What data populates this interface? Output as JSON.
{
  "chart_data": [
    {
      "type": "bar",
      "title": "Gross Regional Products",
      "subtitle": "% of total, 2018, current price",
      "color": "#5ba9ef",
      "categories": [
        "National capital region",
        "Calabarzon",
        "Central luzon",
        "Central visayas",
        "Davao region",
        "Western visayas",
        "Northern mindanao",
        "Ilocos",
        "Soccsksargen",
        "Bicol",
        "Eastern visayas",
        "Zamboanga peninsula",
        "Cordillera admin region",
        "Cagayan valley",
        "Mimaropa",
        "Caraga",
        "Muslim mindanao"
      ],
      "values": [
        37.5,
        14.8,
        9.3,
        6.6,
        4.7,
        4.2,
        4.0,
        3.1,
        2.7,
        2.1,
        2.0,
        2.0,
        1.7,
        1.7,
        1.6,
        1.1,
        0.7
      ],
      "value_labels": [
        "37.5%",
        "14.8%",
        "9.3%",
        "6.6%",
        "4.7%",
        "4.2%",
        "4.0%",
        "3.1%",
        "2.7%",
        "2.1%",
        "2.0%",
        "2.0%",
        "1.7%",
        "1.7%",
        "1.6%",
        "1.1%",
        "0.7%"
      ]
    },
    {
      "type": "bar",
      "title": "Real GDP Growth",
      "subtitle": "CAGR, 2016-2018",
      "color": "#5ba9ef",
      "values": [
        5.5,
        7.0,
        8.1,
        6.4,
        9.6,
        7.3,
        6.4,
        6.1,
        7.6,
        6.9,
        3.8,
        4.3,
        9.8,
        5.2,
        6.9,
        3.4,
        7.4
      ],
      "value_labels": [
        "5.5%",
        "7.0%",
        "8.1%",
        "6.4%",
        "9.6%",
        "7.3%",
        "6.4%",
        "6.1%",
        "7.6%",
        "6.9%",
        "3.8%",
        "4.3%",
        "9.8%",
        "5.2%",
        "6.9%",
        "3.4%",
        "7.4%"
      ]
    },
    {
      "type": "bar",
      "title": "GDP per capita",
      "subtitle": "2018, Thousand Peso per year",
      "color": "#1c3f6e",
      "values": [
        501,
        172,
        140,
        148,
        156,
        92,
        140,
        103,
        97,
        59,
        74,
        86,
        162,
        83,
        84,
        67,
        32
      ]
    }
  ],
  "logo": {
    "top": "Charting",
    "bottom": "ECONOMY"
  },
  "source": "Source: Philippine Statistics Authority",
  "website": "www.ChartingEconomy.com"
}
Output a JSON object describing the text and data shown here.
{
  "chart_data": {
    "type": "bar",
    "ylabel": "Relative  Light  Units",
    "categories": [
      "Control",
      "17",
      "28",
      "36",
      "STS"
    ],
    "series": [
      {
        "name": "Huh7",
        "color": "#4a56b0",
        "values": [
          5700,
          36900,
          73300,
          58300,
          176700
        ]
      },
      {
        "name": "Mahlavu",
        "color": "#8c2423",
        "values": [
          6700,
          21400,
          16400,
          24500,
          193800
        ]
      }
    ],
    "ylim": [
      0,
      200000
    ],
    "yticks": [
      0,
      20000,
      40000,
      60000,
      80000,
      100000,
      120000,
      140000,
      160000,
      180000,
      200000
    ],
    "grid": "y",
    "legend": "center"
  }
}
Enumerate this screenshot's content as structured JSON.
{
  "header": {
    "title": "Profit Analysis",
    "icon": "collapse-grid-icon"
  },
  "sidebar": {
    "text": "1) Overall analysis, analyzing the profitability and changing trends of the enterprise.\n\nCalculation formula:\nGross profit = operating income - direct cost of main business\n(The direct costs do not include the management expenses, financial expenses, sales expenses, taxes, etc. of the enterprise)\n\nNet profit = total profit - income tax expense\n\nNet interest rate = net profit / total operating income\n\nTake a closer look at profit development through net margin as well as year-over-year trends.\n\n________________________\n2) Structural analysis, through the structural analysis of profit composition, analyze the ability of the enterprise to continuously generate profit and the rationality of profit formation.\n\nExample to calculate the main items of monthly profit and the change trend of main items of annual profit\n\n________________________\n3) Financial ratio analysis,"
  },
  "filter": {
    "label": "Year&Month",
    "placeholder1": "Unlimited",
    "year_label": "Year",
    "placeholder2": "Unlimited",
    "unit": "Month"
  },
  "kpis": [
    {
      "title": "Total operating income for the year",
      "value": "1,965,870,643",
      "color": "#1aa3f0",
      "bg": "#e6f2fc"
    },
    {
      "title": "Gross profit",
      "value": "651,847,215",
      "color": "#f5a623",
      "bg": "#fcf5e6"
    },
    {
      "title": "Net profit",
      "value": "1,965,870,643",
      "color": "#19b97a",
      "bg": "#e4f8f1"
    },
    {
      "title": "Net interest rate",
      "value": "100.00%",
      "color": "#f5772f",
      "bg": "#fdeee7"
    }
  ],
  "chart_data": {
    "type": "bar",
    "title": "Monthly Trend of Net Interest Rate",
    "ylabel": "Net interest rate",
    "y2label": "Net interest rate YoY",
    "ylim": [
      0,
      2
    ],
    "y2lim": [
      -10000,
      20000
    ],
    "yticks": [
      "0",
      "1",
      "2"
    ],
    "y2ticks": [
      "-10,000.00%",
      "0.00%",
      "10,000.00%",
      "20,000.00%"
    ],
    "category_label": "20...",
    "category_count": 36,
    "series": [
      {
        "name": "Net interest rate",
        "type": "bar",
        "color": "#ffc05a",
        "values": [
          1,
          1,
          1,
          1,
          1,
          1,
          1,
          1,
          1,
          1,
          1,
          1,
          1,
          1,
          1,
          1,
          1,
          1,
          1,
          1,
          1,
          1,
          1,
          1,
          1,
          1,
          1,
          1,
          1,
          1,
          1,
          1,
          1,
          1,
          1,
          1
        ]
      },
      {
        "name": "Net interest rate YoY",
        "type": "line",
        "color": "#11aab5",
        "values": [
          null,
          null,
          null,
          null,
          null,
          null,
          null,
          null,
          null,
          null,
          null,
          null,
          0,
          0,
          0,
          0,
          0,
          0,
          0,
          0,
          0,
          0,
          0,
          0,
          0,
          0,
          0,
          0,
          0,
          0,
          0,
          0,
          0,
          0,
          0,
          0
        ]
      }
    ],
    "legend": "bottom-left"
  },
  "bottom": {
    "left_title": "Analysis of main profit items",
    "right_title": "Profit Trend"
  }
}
=======
_WORK TO DO:_
Output the entries exactly.

_IN RESPONSE:_
What data populates this interface? Output as JSON.
{
  "chart_data": [
    {
      "type": "bar",
      "title": "Gross Regional Products",
      "subtitle": "% of total, 2018, current price",
      "color": "#5ba9ef",
      "categories": [
        "National capital region",
        "Calabarzon",
        "Central luzon",
        "Central visayas",
        "Davao region",
        "Western visayas",
        "Northern mindanao",
        "Ilocos",
        "Soccsksargen",
        "Bicol",
        "Eastern visayas",
        "Zamboanga peninsula",
        "Cordillera admin region",
        "Cagayan valley",
        "Mimaropa",
        "Caraga",
        "Muslim mindanao"
      ],
      "values": [
        37.5,
        14.8,
        9.3,
        6.6,
        4.7,
        4.2,
        4.0,
        3.1,
        2.7,
        2.1,
        2.0,
        2.0,
        1.7,
        1.7,
        1.6,
        1.1,
        0.7
      ],
      "value_labels": [
        "37.5%",
        "14.8%",
        "9.3%",
        "6.6%",
        "4.7%",
        "4.2%",
        "4.0%",
        "3.1%",
        "2.7%",
        "2.1%",
        "2.0%",
        "2.0%",
        "1.7%",
        "1.7%",
        "1.6%",
        "1.1%",
        "0.7%"
      ]
    },
    {
      "type": "bar",
      "title": "Real GDP Growth",
      "subtitle": "CAGR, 2016-2018",
      "color": "#5ba9ef",
      "values": [
        5.5,
        7.0,
        8.1,
        6.4,
        9.6,
        7.3,
        6.4,
        6.1,
        7.6,
        6.9,
        3.8,
        4.3,
        9.8,
        5.2,
        6.9,
        3.4,
        7.4
      ],
      "value_labels": [
        "5.5%",
        "7.0%",
        "8.1%",
        "6.4%",
        "9.6%",
        "7.3%",
        "6.4%",
        "6.1%",
        "7.6%",
        "6.9%",
        "3.8%",
        "4.3%",
        "9.8%",
        "5.2%",
        "6.9%",
        "3.4%",
        "7.4%"
      ]
    },
    {
      "type": "bar",
      "title": "GDP per capita",
      "subtitle": "2018, Thousand Peso per year",
      "color": "#1c3f6e",
      "values": [
        501,
        172,
        140,
        148,
        156,
        92,
        140,
        103,
        97,
        59,
        74,
        86,
        162,
        83,
        84,
        67,
        32
      ]
    }
  ],
  "logo": {
    "top": "Charting",
    "bottom": "ECONOMY"
  },
  "source": "Source: Philippine Statistics Authority",
  "website": "www.ChartingEconomy.com"
}
Output a JSON object describing the text and data shown here.
{
  "chart_data": {
    "type": "bar",
    "ylabel": "Relative  Light  Units",
    "categories": [
      "Control",
      "17",
      "28",
      "36",
      "STS"
    ],
    "series": [
      {
        "name": "Huh7",
        "color": "#4a56b0",
        "values": [
          5700,
          36900,
          73300,
          58300,
          176700
        ]
      },
      {
        "name": "Mahlavu",
        "color": "#8c2423",
        "values": [
          6700,
          21400,
          16400,
          24500,
          193800
        ]
      }
    ],
    "ylim": [
      0,
      200000
    ],
    "yticks": [
      0,
      20000,
      40000,
      60000,
      80000,
      100000,
      120000,
      140000,
      160000,
      180000,
      200000
    ],
    "grid": "y",
    "legend": "center"
  }
}
Enumerate this screenshot's content as structured JSON.
{
  "header": {
    "title": "Profit Analysis",
    "icon": "collapse-grid-icon"
  },
  "sidebar": {
    "text": "1) Overall analysis, analyzing the profitability and changing trends of the enterprise.\n\nCalculation formula:\nGross profit = operating income - direct cost of main business\n(The direct costs do not include the management expenses, financial expenses, sales expenses, taxes, etc. of the enterprise)\n\nNet profit = total profit - income tax expense\n\nNet interest rate = net profit / total operating income\n\nTake a closer look at profit development through net margin as well as year-over-year trends.\n\n________________________\n2) Structural analysis, through the structural analysis of profit composition, analyze the ability of the enterprise to continuously generate profit and the rationality of profit formation.\n\nExample to calculate the main items of monthly profit and the change trend of main items of annual profit\n\n________________________\n3) Financial ratio analysis,"
  },
  "filter": {
    "label": "Year&Month",
    "placeholder1": "Unlimited",
    "year_label": "Year",
    "placeholder2": "Unlimited",
    "unit": "Month"
  },
  "kpis": [
    {
      "title": "Total operating income for the year",
      "value": "1,965,870,643",
      "color": "#1aa3f0",
      "bg": "#e6f2fc"
    },
    {
      "title": "Gross profit",
      "value": "651,847,215",
      "color": "#f5a623",
      "bg": "#fcf5e6"
    },
    {
      "title": "Net profit",
      "value": "1,965,870,643",
      "color": "#19b97a",
      "bg": "#e4f8f1"
    },
    {
      "title": "Net interest rate",
      "value": "100.00%",
      "color": "#f5772f",
      "bg": "#fdeee7"
    }
  ],
  "chart_data": {
    "type": "bar",
    "title": "Monthly Trend of Net Interest Rate",
    "ylabel": "Net interest rate",
    "y2label": "Net interest rate YoY",
    "ylim": [
      0,
      2
    ],
    "y2lim": [
      -10000,
      20000
    ],
    "yticks": [
      "0",
      "1",
      "2"
    ],
    "y2ticks": [
      "-10,000.00%",
      "0.00%",
      "10,000.00%",
      "20,000.00%"
    ],
    "category_label": "20...",
    "category_count": 36,
    "series": [
      {
        "name": "Net interest rate",
        "type": "bar",
        "color": "#ffc05a",
        "values": [
          1,
          1,
          1,
          1,
          1,
          1,
          1,
          1,
          1,
          1,
          1,
          1,
          1,
          1,
          1,
          1,
          1,
          1,
          1,
          1,
          1,
          1,
          1,
          1,
          1,
          1,
          1,
          1,
          1,
          1,
          1,
          1,
          1,
          1,
          1,
          1
        ]
      },
      {
        "name": "Net interest rate YoY",
        "type": "line",
        "color": "#11aab5",
        "values": [
          null,
          null,
          null,
          null,
          null,
          null,
          null,
          null,
          null,
          null,
          null,
          null,
          0,
          0,
          0,
          0,
          0,
          0,
          0,
          0,
          0,
          0,
          0,
          0,
          0,
          0,
          0,
          0,
          0,
          0,
          0,
          0,
          0,
          0,
          0,
          0
        ]
      }
    ],
    "legend": "bottom-left"
  },
  "bottom": {
    "left_title": "Analysis of main profit items",
    "right_title": "Profit Trend"
  }
}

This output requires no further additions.